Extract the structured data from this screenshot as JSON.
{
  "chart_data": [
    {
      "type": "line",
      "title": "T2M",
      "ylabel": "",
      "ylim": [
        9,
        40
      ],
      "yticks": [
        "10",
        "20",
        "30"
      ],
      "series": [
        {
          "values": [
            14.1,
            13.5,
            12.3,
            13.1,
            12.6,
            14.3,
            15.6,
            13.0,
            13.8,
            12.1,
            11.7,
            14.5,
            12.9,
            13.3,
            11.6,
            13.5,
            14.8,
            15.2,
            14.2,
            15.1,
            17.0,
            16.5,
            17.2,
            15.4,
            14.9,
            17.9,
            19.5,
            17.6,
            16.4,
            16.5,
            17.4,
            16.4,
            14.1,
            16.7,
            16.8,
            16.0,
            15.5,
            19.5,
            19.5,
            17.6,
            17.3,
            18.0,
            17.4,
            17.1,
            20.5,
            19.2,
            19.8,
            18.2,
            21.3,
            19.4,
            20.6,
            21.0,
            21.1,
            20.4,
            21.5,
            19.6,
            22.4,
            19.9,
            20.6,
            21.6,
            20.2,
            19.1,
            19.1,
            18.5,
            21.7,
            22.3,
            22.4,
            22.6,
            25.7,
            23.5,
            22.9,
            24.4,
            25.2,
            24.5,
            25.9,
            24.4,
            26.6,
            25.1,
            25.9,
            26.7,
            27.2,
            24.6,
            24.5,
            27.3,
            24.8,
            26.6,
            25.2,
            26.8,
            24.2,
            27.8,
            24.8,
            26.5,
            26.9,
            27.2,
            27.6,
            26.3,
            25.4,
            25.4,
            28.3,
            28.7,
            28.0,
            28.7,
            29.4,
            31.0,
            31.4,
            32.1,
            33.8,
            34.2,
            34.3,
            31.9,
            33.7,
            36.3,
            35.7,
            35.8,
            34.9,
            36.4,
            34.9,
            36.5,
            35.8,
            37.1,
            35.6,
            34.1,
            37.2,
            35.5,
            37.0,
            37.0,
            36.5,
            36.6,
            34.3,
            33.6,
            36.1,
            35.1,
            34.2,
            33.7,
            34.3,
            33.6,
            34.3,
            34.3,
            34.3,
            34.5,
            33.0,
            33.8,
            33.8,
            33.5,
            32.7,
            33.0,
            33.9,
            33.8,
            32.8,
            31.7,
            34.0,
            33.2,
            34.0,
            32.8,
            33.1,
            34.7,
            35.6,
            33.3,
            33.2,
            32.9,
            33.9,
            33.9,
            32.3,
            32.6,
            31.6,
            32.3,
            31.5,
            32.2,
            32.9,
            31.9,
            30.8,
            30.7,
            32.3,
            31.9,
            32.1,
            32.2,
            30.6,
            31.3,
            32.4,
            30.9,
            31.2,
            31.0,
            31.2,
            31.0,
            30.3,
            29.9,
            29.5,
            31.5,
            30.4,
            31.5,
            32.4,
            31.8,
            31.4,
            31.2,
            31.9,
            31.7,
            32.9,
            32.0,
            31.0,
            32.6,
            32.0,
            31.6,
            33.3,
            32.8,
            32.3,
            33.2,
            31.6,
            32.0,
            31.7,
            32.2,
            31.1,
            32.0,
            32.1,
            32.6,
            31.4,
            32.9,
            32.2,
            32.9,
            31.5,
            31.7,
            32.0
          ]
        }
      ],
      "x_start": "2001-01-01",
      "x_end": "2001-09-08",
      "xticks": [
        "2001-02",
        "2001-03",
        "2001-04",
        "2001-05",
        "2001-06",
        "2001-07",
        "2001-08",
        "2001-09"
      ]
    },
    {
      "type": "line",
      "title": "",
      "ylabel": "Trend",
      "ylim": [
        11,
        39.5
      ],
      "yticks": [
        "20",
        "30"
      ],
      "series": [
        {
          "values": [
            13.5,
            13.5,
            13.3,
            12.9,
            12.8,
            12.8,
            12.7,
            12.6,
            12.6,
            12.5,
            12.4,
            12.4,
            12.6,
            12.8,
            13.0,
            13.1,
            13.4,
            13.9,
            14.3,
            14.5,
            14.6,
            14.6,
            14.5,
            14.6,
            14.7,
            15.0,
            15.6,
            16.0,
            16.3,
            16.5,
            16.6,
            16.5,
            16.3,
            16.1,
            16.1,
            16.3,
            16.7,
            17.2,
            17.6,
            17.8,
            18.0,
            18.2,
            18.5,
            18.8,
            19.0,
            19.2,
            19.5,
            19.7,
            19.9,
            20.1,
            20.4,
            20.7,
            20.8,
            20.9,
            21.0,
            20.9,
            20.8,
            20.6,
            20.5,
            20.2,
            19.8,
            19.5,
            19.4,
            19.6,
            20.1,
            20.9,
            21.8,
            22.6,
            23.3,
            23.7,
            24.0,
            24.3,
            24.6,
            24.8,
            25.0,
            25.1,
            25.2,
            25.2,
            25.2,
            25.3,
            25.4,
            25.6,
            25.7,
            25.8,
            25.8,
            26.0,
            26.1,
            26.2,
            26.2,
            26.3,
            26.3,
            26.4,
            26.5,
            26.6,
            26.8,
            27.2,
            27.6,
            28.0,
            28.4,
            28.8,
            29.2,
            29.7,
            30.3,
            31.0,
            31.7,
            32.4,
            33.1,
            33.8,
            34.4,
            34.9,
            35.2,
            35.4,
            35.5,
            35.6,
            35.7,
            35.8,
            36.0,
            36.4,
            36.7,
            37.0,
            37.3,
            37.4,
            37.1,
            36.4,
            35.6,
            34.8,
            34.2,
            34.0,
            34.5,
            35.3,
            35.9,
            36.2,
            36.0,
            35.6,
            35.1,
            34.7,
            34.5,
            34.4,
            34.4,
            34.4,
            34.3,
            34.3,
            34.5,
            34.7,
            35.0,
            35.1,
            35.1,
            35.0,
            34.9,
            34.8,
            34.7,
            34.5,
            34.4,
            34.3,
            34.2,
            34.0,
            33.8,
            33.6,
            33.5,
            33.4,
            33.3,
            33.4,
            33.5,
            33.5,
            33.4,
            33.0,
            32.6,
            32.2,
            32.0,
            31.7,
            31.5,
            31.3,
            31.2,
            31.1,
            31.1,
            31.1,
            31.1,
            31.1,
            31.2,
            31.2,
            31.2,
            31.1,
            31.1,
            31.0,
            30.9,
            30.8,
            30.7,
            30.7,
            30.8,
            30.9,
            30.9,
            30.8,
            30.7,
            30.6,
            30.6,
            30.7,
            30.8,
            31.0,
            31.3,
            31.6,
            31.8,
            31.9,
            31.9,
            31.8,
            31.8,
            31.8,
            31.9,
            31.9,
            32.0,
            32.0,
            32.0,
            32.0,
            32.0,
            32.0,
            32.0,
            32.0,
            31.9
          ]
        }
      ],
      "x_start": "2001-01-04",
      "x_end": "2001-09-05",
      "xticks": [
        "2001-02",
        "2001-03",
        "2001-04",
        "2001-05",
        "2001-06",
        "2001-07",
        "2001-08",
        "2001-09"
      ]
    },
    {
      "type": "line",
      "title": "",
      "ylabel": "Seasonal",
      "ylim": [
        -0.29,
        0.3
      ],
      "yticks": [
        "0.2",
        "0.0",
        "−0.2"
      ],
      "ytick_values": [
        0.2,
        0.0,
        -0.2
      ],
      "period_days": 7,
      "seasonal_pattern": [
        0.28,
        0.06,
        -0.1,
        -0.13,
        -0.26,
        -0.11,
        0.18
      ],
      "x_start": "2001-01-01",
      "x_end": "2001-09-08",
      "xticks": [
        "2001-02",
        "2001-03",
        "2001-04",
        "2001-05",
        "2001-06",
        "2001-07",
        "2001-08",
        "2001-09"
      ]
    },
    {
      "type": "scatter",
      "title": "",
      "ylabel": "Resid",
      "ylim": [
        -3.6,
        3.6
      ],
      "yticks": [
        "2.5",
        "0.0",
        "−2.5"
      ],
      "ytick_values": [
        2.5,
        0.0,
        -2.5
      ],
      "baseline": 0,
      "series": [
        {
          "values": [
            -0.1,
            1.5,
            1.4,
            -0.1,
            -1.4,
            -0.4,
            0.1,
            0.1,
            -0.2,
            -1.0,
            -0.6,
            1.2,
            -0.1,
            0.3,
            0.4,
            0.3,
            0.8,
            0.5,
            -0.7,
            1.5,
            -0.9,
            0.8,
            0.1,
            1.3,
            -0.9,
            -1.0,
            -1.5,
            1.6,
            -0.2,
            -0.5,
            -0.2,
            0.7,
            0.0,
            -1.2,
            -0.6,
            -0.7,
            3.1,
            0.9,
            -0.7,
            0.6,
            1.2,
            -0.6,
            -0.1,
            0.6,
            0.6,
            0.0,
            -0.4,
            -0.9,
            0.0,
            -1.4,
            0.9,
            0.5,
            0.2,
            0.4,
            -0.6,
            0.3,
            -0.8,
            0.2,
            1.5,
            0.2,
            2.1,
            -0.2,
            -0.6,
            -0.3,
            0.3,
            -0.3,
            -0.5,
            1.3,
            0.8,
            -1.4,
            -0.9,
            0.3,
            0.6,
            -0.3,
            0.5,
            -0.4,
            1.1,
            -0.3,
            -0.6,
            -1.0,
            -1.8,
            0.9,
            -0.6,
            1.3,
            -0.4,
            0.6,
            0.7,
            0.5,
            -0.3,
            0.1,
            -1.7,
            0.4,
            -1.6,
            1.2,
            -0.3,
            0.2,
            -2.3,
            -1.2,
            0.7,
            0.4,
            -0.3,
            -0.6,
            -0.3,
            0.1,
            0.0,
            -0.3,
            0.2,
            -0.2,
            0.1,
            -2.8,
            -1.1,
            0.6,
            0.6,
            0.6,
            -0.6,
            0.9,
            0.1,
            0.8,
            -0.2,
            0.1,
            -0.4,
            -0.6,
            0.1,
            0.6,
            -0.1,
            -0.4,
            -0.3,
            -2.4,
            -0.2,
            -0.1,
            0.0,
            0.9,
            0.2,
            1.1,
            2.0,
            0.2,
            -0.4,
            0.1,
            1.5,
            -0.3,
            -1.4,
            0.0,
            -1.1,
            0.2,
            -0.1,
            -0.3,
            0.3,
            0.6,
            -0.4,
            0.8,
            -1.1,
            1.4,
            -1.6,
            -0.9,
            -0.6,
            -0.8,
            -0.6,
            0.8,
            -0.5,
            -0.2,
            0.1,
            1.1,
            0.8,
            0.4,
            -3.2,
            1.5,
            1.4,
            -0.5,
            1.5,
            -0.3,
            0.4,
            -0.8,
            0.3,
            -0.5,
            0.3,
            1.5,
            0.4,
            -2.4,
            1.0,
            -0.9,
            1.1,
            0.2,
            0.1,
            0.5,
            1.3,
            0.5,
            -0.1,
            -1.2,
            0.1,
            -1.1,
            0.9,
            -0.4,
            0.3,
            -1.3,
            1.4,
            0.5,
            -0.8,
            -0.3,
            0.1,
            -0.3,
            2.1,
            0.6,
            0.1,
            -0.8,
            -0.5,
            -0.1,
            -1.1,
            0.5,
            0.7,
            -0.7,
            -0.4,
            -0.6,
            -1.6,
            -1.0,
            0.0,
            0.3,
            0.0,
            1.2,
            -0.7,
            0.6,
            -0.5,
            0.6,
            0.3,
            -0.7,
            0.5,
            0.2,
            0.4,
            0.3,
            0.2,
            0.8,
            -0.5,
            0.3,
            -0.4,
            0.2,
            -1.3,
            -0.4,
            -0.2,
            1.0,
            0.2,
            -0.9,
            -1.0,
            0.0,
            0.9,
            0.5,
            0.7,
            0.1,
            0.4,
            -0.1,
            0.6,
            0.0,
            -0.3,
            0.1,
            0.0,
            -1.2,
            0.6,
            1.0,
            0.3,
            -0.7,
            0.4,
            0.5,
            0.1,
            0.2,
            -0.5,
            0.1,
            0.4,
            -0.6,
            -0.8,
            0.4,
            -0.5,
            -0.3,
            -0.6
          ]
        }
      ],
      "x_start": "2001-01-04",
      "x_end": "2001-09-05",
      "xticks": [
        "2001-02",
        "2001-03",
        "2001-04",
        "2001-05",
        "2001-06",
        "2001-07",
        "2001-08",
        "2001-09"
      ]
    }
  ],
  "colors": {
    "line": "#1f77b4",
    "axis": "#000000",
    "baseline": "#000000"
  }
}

--- REQUIRED TASK ---
Show the lines from the data above that contain the string "ylabel".

--- WORKED SOLUTION ---
      "ylabel": "",
      "ylabel": "Trend",
      "ylabel": "Seasonal",
      "ylabel": "Resid",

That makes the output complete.